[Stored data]
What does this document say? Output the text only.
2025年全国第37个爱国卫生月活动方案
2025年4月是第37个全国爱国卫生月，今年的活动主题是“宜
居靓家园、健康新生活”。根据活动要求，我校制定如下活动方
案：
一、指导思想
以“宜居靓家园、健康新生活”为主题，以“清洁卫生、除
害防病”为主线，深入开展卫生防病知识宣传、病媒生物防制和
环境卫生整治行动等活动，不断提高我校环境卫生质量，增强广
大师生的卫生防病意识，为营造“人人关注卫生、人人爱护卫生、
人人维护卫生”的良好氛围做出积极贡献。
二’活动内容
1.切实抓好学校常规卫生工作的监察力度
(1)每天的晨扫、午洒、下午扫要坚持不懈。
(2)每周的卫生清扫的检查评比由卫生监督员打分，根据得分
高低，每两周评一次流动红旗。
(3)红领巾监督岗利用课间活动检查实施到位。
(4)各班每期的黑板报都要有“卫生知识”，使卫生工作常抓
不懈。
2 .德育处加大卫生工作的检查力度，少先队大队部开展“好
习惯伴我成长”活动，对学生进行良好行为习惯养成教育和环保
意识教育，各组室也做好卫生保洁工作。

» PROBLEM TO WORK ON
List every line above that holds the word "健康新生活".

» COMPLETED TASK
居靓家园、健康新生活”。根据活动要求，我校制定如下活动方
以“宜居靓家园、健康新生活”为主题，以“清洁卫生、除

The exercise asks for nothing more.